SHORT EXERCISE: Would you quote every entry exactly, dropping only the pictures?

___ DATA PROVIDED ___

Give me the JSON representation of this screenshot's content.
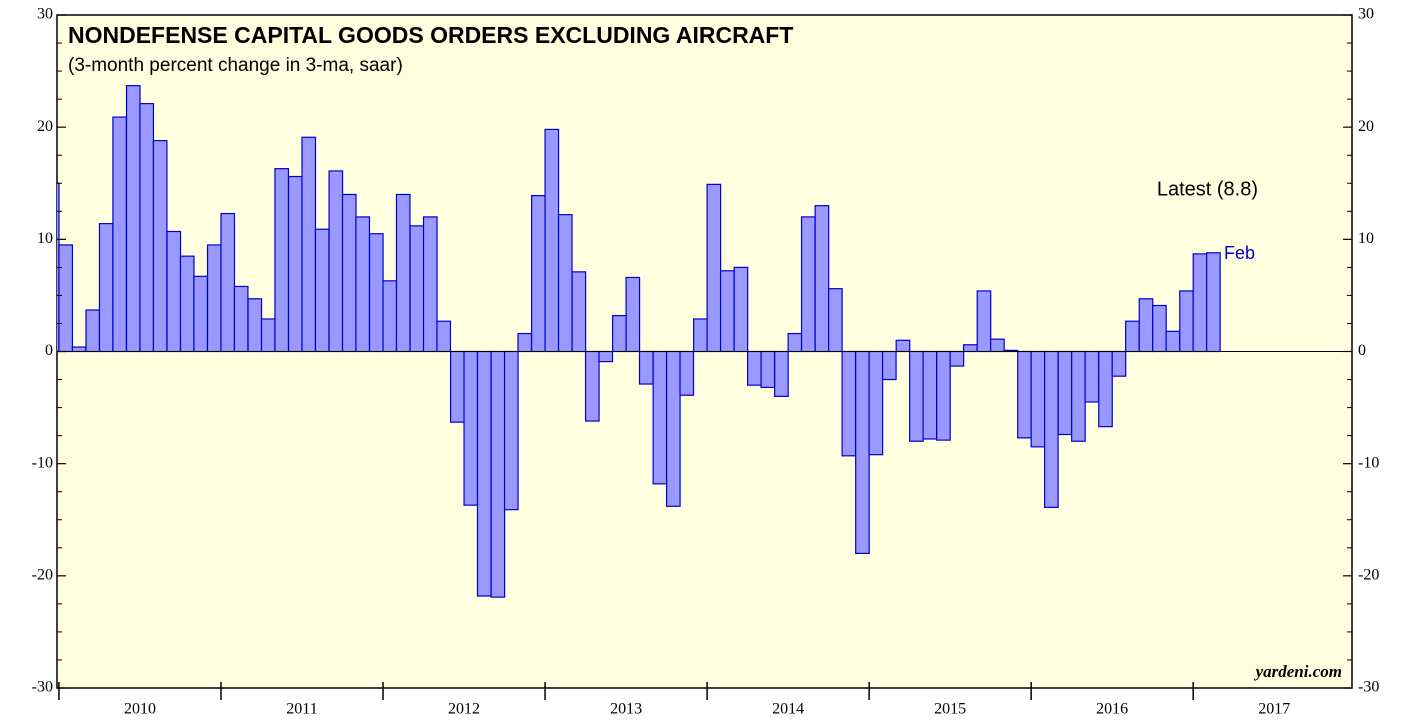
{
  "chart_data": {
    "type": "bar",
    "title": "NONDEFENSE CAPITAL GOODS ORDERS EXCLUDING AIRCRAFT",
    "subtitle": "(3-month percent change in 3-ma, saar)",
    "annotations": {
      "latest": "Latest (8.8)",
      "last_month": "Feb",
      "source": "yardeni.com"
    },
    "x": [
      2009.917,
      2010,
      2010.083,
      2010.167,
      2010.25,
      2010.333,
      2010.417,
      2010.5,
      2010.583,
      2010.667,
      2010.75,
      2010.833,
      2010.917,
      2011,
      2011.083,
      2011.167,
      2011.25,
      2011.333,
      2011.417,
      2011.5,
      2011.583,
      2011.667,
      2011.75,
      2011.833,
      2011.917,
      2012,
      2012.083,
      2012.167,
      2012.25,
      2012.333,
      2012.417,
      2012.5,
      2012.583,
      2012.667,
      2012.75,
      2012.833,
      2012.917,
      2013,
      2013.083,
      2013.167,
      2013.25,
      2013.333,
      2013.417,
      2013.5,
      2013.583,
      2013.667,
      2013.75,
      2013.833,
      2013.917,
      2014,
      2014.083,
      2014.167,
      2014.25,
      2014.333,
      2014.417,
      2014.5,
      2014.583,
      2014.667,
      2014.75,
      2014.833,
      2014.917,
      2015,
      2015.083,
      2015.167,
      2015.25,
      2015.333,
      2015.417,
      2015.5,
      2015.583,
      2015.667,
      2015.75,
      2015.833,
      2015.917,
      2016,
      2016.083,
      2016.167,
      2016.25,
      2016.333,
      2016.417,
      2016.5,
      2016.583,
      2016.667,
      2016.75,
      2016.833,
      2016.917,
      2017,
      2017.083
    ],
    "values": [
      15,
      9.5,
      0.4,
      3.7,
      11.4,
      20.9,
      23.7,
      22.1,
      18.8,
      10.7,
      8.5,
      6.7,
      9.5,
      12.3,
      5.8,
      4.7,
      2.9,
      16.3,
      15.6,
      19.1,
      10.9,
      16.1,
      14.0,
      12.0,
      10.5,
      6.3,
      14.0,
      11.2,
      12.0,
      2.7,
      -6.3,
      -13.7,
      -21.8,
      -21.9,
      -14.1,
      1.6,
      13.9,
      19.8,
      12.2,
      7.1,
      -6.2,
      -0.9,
      3.2,
      6.6,
      -2.9,
      -11.8,
      -13.8,
      -3.9,
      2.9,
      14.9,
      7.2,
      7.5,
      -3.0,
      -3.2,
      -4.0,
      1.6,
      12.0,
      13.0,
      5.6,
      -9.3,
      -18.0,
      -9.2,
      -2.5,
      1.0,
      -8.0,
      -7.8,
      -7.9,
      -1.3,
      0.6,
      5.4,
      1.1,
      0.1,
      -7.7,
      -8.5,
      -13.9,
      -7.4,
      -8.0,
      -4.5,
      -6.7,
      -2.2,
      2.7,
      4.7,
      4.1,
      1.8,
      5.4,
      8.7,
      8.8
    ],
    "color": "#9999ff",
    "edge_color": "#0000cc",
    "xlim": [
      2009.988,
      2017.98
    ],
    "xticks": [
      2010,
      2011,
      2012,
      2013,
      2014,
      2015,
      2016,
      2017
    ],
    "ylim": [
      -30,
      30
    ],
    "yticks": [
      -30,
      -20,
      -10,
      0,
      10,
      20,
      30
    ]
  }
}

___

PROBLEM SOLUTION:
Give me the JSON representation of this screenshot's content.
{
  "chart_data": {
    "type": "bar",
    "title": "NONDEFENSE CAPITAL GOODS ORDERS EXCLUDING AIRCRAFT",
    "subtitle": "(3-month percent change in 3-ma, saar)",
    "annotations": {
      "latest": "Latest (8.8)",
      "last_month": "Feb",
      "source": "yardeni.com"
    },
    "x": [
      2009.917,
      2010,
      2010.083,
      2010.167,
      2010.25,
      2010.333,
      2010.417,
      2010.5,
      2010.583,
      2010.667,
      2010.75,
      2010.833,
      2010.917,
      2011,
      2011.083,
      2011.167,
      2011.25,
      2011.333,
      2011.417,
      2011.5,
      2011.583,
      2011.667,
      2011.75,
      2011.833,
      2011.917,
      2012,
      2012.083,
      2012.167,
      2012.25,
      2012.333,
      2012.417,
      2012.5,
      2012.583,
      2012.667,
      2012.75,
      2012.833,
      2012.917,
      2013,
      2013.083,
      2013.167,
      2013.25,
      2013.333,
      2013.417,
      2013.5,
      2013.583,
      2013.667,
      2013.75,
      2013.833,
      2013.917,
      2014,
      2014.083,
      2014.167,
      2014.25,
      2014.333,
      2014.417,
      2014.5,
      2014.583,
      2014.667,
      2014.75,
      2014.833,
      2014.917,
      2015,
      2015.083,
      2015.167,
      2015.25,
      2015.333,
      2015.417,
      2015.5,
      2015.583,
      2015.667,
      2015.75,
      2015.833,
      2015.917,
      2016,
      2016.083,
      2016.167,
      2016.25,
      2016.333,
      2016.417,
      2016.5,
      2016.583,
      2016.667,
      2016.75,
      2016.833,
      2016.917,
      2017,
      2017.083
    ],
    "values": [
      15,
      9.5,
      0.4,
      3.7,
      11.4,
      20.9,
      23.7,
      22.1,
      18.8,
      10.7,
      8.5,
      6.7,
      9.5,
      12.3,
      5.8,
      4.7,
      2.9,
      16.3,
      15.6,
      19.1,
      10.9,
      16.1,
      14.0,
      12.0,
      10.5,
      6.3,
      14.0,
      11.2,
      12.0,
      2.7,
      -6.3,
      -13.7,
      -21.8,
      -21.9,
      -14.1,
      1.6,
      13.9,
      19.8,
      12.2,
      7.1,
      -6.2,
      -0.9,
      3.2,
      6.6,
      -2.9,
      -11.8,
      -13.8,
      -3.9,
      2.9,
      14.9,
      7.2,
      7.5,
      -3.0,
      -3.2,
      -4.0,
      1.6,
      12.0,
      13.0,
      5.6,
      -9.3,
      -18.0,
      -9.2,
      -2.5,
      1.0,
      -8.0,
      -7.8,
      -7.9,
      -1.3,
      0.6,
      5.4,
      1.1,
      0.1,
      -7.7,
      -8.5,
      -13.9,
      -7.4,
      -8.0,
      -4.5,
      -6.7,
      -2.2,
      2.7,
      4.7,
      4.1,
      1.8,
      5.4,
      8.7,
      8.8
    ],
    "color": "#9999ff",
    "edge_color": "#0000cc",
    "xlim": [
      2009.988,
      2017.98
    ],
    "xticks": [
      2010,
      2011,
      2012,
      2013,
      2014,
      2015,
      2016,
      2017
    ],
    "ylim": [
      -30,
      30
    ],
    "yticks": [
      -30,
      -20,
      -10,
      0,
      10,
      20,
      30
    ]
  }
}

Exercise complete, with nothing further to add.